— BEGIN Material for the task —
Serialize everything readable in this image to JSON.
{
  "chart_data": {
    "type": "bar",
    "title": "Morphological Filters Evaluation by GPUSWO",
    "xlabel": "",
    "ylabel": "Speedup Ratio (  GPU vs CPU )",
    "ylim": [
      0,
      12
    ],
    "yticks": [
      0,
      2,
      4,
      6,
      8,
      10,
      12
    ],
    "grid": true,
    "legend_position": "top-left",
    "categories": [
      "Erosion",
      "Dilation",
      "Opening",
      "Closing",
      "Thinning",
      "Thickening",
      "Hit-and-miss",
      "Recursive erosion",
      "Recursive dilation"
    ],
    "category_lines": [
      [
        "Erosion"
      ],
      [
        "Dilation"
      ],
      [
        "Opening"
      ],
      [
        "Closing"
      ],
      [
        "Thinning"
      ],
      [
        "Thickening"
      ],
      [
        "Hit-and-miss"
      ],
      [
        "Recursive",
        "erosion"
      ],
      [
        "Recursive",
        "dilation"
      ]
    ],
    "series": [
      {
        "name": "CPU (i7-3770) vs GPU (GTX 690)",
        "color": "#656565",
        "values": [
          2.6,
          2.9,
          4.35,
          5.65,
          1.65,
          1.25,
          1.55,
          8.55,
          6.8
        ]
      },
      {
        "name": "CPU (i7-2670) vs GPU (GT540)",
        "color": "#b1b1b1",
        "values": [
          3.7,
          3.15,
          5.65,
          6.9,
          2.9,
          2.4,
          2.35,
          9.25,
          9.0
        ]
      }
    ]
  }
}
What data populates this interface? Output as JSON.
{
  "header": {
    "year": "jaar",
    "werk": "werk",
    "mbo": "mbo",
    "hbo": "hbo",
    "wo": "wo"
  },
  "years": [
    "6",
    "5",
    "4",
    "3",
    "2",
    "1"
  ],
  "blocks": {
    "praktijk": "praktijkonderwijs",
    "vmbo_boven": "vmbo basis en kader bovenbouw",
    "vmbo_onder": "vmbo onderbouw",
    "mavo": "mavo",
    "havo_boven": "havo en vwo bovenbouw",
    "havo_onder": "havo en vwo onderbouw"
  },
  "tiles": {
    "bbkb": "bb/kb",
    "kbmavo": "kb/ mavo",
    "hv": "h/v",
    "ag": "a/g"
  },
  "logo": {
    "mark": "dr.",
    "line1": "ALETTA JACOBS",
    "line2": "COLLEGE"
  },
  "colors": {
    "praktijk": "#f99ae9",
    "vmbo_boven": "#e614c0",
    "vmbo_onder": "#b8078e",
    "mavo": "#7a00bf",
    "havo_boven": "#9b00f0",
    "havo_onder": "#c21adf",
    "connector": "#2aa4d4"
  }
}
— END Material for the task —
— BEGIN Material for the task —
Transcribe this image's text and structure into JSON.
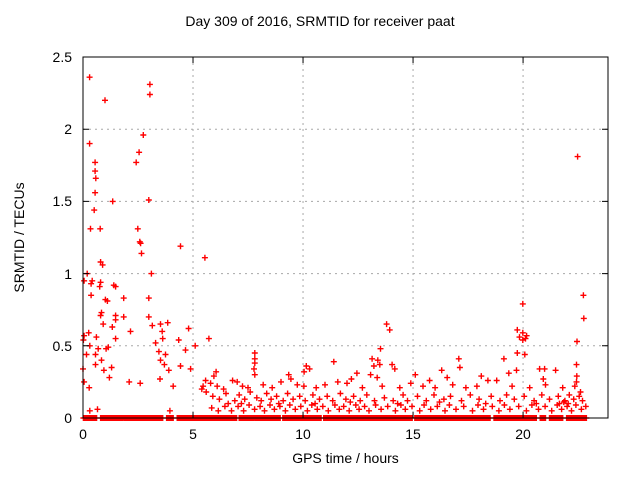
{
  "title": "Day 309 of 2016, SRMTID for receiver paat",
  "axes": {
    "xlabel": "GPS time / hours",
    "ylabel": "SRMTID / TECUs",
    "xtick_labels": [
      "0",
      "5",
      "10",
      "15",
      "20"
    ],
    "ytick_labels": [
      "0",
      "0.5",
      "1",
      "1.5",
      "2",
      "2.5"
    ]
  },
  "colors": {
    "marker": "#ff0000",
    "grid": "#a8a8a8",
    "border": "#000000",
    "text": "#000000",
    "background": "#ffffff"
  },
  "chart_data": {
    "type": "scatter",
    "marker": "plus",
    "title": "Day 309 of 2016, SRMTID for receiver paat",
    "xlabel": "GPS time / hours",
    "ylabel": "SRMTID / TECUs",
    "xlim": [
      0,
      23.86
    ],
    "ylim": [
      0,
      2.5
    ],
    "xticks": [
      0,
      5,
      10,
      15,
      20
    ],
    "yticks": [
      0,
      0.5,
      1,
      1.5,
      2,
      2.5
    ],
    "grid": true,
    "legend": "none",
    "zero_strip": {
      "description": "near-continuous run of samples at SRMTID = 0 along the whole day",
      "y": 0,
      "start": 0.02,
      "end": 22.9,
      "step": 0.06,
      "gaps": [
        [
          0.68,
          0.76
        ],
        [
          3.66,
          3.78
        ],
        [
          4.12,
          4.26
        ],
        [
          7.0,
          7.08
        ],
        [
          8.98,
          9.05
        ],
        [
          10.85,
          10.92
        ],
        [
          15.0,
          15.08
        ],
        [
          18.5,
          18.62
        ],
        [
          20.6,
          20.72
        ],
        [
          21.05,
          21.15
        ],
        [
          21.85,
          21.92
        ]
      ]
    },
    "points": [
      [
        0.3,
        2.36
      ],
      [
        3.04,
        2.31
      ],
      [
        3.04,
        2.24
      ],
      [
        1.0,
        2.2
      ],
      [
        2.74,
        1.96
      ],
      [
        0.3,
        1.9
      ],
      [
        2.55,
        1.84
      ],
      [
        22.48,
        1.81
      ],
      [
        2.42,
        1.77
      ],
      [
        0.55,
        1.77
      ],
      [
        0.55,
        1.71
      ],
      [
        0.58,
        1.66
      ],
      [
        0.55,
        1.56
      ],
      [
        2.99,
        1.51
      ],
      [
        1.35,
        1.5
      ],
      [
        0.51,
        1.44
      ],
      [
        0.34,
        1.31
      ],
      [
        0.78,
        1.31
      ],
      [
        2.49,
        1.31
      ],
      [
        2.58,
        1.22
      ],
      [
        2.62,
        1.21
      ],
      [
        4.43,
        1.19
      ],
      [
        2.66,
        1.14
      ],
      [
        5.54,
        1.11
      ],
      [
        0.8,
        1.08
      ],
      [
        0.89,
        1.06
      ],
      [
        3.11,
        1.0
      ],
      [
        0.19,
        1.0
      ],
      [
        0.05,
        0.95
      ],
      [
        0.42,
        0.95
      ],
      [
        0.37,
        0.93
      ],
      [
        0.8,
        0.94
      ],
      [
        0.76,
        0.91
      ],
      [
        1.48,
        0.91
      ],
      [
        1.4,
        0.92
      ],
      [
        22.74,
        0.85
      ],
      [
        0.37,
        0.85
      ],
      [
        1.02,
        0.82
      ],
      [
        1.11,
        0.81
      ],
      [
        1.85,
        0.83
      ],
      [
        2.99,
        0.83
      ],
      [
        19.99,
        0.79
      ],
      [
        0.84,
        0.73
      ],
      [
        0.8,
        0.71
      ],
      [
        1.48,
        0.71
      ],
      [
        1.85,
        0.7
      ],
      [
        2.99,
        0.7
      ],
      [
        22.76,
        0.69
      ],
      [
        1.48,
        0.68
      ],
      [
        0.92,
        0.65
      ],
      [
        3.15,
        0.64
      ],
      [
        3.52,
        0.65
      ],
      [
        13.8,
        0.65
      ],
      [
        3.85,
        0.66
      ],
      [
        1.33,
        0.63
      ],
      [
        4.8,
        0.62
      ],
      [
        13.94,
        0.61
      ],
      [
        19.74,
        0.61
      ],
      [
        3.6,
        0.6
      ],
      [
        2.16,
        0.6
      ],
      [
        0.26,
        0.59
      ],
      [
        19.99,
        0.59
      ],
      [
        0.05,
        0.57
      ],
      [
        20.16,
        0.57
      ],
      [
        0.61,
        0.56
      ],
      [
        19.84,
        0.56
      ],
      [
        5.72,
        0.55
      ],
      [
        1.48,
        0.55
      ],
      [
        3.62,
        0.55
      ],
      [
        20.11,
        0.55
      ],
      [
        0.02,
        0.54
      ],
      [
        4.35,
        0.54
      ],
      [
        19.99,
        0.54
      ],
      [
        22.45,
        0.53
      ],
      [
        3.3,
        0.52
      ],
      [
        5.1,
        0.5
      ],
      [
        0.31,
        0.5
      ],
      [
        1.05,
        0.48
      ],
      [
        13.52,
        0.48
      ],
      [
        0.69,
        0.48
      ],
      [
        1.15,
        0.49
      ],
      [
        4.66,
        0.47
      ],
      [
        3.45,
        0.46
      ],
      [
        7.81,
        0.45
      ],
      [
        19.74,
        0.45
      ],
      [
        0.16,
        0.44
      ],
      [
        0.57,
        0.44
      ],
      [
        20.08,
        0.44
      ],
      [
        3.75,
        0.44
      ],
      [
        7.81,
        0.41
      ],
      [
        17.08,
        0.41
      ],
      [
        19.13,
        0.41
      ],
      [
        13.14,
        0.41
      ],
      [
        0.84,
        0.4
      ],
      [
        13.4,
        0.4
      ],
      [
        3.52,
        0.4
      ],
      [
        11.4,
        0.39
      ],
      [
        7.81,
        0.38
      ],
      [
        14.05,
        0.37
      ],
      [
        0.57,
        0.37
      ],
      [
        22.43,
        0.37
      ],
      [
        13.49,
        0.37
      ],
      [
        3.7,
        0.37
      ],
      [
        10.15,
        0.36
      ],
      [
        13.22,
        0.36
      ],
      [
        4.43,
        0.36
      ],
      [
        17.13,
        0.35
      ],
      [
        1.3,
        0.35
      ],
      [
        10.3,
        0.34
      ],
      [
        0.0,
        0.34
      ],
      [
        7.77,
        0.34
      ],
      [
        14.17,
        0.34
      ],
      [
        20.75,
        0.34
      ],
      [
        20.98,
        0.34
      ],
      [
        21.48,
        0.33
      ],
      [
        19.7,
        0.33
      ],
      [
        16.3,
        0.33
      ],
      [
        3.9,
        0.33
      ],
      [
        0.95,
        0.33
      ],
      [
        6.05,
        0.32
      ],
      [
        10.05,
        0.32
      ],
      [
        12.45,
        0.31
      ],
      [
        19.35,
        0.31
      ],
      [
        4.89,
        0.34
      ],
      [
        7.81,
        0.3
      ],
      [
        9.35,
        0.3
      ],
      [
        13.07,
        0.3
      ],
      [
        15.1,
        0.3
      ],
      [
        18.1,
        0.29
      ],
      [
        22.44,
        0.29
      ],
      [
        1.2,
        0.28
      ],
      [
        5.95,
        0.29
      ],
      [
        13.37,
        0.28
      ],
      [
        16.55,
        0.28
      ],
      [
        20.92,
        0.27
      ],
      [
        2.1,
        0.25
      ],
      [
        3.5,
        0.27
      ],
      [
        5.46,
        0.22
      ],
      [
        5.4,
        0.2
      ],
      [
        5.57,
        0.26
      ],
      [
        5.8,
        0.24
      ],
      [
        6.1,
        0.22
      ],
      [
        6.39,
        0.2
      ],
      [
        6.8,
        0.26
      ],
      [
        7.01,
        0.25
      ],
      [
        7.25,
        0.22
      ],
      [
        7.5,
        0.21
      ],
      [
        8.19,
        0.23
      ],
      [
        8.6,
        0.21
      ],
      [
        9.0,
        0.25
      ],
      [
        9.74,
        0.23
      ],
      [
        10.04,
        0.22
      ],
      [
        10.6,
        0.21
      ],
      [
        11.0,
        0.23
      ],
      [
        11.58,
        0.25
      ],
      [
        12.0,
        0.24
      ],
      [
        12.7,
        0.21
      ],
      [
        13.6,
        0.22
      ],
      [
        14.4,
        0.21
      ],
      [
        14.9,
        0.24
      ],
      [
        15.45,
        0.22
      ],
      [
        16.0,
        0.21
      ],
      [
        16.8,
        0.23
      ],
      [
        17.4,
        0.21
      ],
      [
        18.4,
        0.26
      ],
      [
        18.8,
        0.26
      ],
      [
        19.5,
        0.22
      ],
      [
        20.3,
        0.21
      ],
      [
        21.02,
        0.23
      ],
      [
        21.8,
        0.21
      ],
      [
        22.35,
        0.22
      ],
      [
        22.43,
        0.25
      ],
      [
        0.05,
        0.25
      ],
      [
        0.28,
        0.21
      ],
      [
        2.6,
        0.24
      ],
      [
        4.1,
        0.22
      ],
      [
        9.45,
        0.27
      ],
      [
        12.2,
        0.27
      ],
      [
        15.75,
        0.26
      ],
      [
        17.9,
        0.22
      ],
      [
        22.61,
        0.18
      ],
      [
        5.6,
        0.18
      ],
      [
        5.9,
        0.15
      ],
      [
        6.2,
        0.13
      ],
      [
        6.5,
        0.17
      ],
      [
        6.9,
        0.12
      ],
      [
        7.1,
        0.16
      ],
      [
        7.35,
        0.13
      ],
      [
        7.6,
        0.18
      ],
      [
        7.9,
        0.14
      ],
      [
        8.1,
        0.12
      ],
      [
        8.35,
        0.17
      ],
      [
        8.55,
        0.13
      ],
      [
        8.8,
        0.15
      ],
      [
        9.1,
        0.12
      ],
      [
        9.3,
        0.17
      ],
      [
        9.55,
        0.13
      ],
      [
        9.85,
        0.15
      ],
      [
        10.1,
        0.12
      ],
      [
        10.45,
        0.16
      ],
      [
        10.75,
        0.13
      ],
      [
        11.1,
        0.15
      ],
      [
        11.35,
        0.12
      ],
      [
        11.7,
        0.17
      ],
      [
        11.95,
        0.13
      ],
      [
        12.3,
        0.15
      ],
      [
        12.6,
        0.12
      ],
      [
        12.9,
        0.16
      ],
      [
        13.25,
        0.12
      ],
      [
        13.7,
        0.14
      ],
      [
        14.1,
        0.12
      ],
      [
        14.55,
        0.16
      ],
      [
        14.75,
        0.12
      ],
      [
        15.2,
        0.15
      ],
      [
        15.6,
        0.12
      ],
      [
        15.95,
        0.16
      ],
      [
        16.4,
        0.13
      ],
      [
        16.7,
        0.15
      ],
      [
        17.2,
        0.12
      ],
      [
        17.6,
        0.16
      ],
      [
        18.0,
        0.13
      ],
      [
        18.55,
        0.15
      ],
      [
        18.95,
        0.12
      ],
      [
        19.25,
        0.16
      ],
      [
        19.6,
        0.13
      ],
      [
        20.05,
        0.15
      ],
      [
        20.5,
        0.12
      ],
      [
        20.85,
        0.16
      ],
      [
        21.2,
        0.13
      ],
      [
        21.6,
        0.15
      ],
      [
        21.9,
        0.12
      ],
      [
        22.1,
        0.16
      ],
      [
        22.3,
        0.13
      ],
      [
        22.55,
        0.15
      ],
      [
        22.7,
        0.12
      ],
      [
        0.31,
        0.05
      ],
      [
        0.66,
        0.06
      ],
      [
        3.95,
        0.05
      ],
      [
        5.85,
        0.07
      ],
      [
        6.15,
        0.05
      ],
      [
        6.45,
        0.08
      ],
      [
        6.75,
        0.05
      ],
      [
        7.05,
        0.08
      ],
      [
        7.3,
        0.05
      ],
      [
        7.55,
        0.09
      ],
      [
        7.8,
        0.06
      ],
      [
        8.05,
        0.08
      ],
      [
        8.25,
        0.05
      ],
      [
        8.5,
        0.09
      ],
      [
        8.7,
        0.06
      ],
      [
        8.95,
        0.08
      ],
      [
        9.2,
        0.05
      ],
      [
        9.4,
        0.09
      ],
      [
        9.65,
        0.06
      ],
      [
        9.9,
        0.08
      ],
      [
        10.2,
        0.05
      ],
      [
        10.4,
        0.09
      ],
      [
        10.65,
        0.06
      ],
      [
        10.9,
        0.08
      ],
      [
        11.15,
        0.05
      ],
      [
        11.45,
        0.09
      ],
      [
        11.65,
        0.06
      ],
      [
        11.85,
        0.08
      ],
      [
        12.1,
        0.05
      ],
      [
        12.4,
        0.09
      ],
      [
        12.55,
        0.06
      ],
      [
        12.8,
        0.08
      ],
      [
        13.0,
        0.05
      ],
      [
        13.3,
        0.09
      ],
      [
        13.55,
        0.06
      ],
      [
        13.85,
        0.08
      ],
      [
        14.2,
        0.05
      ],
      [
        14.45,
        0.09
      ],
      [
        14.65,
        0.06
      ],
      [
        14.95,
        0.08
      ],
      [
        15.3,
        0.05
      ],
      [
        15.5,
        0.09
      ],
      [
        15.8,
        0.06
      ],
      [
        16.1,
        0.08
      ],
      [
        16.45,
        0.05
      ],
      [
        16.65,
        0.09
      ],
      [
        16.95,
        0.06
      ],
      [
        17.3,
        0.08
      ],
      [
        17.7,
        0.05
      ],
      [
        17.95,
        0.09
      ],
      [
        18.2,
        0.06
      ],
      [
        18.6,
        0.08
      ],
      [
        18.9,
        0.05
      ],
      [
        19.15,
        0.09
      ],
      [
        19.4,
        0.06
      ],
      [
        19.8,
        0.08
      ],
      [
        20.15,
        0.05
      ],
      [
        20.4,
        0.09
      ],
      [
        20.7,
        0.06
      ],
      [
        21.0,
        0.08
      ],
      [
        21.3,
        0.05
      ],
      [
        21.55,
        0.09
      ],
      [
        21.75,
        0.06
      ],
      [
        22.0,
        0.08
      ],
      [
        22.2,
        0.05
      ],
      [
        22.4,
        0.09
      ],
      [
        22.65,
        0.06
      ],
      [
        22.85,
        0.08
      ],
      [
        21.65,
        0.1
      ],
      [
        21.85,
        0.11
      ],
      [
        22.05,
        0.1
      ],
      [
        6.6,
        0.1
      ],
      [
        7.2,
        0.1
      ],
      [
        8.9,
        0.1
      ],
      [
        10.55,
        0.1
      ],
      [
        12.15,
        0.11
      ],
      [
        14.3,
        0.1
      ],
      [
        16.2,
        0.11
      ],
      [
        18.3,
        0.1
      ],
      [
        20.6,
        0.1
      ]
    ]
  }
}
— END Material for the task —
◆ **Set exercise**
List the lines that contain the word "bovenbouw".

◆ **Written solution**
    "vmbo_boven": "vmbo basis en kader bovenbouw",
    "havo_boven": "havo en vwo bovenbouw",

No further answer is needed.